What the task asks:
Each record below is to be reproduced without any change.

(Dataset records)
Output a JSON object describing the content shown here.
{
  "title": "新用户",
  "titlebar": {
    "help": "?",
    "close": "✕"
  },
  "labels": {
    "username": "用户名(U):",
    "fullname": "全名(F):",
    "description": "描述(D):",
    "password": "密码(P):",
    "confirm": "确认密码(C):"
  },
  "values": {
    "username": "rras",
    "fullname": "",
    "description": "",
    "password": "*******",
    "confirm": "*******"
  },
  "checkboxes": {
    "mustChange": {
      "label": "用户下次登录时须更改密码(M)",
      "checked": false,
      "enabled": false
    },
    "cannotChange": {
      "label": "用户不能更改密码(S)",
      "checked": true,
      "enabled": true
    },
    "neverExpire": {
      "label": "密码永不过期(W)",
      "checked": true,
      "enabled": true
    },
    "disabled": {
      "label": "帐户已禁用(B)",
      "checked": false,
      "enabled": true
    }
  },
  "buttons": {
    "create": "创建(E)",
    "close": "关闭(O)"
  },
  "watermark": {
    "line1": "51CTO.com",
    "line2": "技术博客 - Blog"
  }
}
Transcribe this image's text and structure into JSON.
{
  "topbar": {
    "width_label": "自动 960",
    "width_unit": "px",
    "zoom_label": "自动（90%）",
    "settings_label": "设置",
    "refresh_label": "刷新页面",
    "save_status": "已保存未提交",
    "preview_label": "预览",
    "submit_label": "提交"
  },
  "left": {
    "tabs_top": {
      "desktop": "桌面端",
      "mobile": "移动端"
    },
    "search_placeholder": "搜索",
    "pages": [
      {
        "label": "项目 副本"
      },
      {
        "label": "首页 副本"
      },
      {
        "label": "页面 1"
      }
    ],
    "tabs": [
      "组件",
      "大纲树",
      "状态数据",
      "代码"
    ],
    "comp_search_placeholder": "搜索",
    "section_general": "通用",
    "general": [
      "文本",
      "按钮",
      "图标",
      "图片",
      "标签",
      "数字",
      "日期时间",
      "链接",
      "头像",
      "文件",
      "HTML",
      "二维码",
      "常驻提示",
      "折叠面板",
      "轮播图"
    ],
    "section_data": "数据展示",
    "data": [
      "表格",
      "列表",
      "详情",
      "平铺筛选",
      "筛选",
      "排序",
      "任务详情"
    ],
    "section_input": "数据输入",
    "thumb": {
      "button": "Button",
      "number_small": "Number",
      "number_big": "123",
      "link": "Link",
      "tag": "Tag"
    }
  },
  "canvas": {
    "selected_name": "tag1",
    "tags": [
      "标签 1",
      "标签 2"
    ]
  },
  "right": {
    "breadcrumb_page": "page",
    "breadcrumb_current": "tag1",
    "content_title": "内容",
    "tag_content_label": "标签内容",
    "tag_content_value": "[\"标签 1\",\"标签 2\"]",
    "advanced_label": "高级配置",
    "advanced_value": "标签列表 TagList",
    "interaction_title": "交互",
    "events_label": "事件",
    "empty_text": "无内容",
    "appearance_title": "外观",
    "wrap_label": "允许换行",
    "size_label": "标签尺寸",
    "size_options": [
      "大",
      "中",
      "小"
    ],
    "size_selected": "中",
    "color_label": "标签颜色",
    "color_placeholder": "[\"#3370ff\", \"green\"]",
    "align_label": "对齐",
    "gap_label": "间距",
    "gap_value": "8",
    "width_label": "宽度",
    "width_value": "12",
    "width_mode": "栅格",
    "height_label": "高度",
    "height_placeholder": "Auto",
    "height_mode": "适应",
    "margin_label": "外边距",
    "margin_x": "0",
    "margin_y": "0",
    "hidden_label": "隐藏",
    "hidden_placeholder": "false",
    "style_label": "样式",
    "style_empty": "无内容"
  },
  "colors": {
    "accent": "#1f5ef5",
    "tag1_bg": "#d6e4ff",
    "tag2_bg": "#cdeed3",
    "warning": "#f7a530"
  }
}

Response:
Output a JSON object describing the content shown here.
{
  "title": "新用户",
  "titlebar": {
    "help": "?",
    "close": "✕"
  },
  "labels": {
    "username": "用户名(U):",
    "fullname": "全名(F):",
    "description": "描述(D):",
    "password": "密码(P):",
    "confirm": "确认密码(C):"
  },
  "values": {
    "username": "rras",
    "fullname": "",
    "description": "",
    "password": "*******",
    "confirm": "*******"
  },
  "checkboxes": {
    "mustChange": {
      "label": "用户下次登录时须更改密码(M)",
      "checked": false,
      "enabled": false
    },
    "cannotChange": {
      "label": "用户不能更改密码(S)",
      "checked": true,
      "enabled": true
    },
    "neverExpire": {
      "label": "密码永不过期(W)",
      "checked": true,
      "enabled": true
    },
    "disabled": {
      "label": "帐户已禁用(B)",
      "checked": false,
      "enabled": true
    }
  },
  "buttons": {
    "create": "创建(E)",
    "close": "关闭(O)"
  },
  "watermark": {
    "line1": "51CTO.com",
    "line2": "技术博客 - Blog"
  }
}
Transcribe this image's text and structure into JSON.
{
  "topbar": {
    "width_label": "自动 960",
    "width_unit": "px",
    "zoom_label": "自动（90%）",
    "settings_label": "设置",
    "refresh_label": "刷新页面",
    "save_status": "已保存未提交",
    "preview_label": "预览",
    "submit_label": "提交"
  },
  "left": {
    "tabs_top": {
      "desktop": "桌面端",
      "mobile": "移动端"
    },
    "search_placeholder": "搜索",
    "pages": [
      {
        "label": "项目 副本"
      },
      {
        "label": "首页 副本"
      },
      {
        "label": "页面 1"
      }
    ],
    "tabs": [
      "组件",
      "大纲树",
      "状态数据",
      "代码"
    ],
    "comp_search_placeholder": "搜索",
    "section_general": "通用",
    "general": [
      "文本",
      "按钮",
      "图标",
      "图片",
      "标签",
      "数字",
      "日期时间",
      "链接",
      "头像",
      "文件",
      "HTML",
      "二维码",
      "常驻提示",
      "折叠面板",
      "轮播图"
    ],
    "section_data": "数据展示",
    "data": [
      "表格",
      "列表",
      "详情",
      "平铺筛选",
      "筛选",
      "排序",
      "任务详情"
    ],
    "section_input": "数据输入",
    "thumb": {
      "button": "Button",
      "number_small": "Number",
      "number_big": "123",
      "link": "Link",
      "tag": "Tag"
    }
  },
  "canvas": {
    "selected_name": "tag1",
    "tags": [
      "标签 1",
      "标签 2"
    ]
  },
  "right": {
    "breadcrumb_page": "page",
    "breadcrumb_current": "tag1",
    "content_title": "内容",
    "tag_content_label": "标签内容",
    "tag_content_value": "[\"标签 1\",\"标签 2\"]",
    "advanced_label": "高级配置",
    "advanced_value": "标签列表 TagList",
    "interaction_title": "交互",
    "events_label": "事件",
    "empty_text": "无内容",
    "appearance_title": "外观",
    "wrap_label": "允许换行",
    "size_label": "标签尺寸",
    "size_options": [
      "大",
      "中",
      "小"
    ],
    "size_selected": "中",
    "color_label": "标签颜色",
    "color_placeholder": "[\"#3370ff\", \"green\"]",
    "align_label": "对齐",
    "gap_label": "间距",
    "gap_value": "8",
    "width_label": "宽度",
    "width_value": "12",
    "width_mode": "栅格",
    "height_label": "高度",
    "height_placeholder": "Auto",
    "height_mode": "适应",
    "margin_label": "外边距",
    "margin_x": "0",
    "margin_y": "0",
    "hidden_label": "隐藏",
    "hidden_placeholder": "false",
    "style_label": "样式",
    "style_empty": "无内容"
  },
  "colors": {
    "accent": "#1f5ef5",
    "tag1_bg": "#d6e4ff",
    "tag2_bg": "#cdeed3",
    "warning": "#f7a530"
  }
}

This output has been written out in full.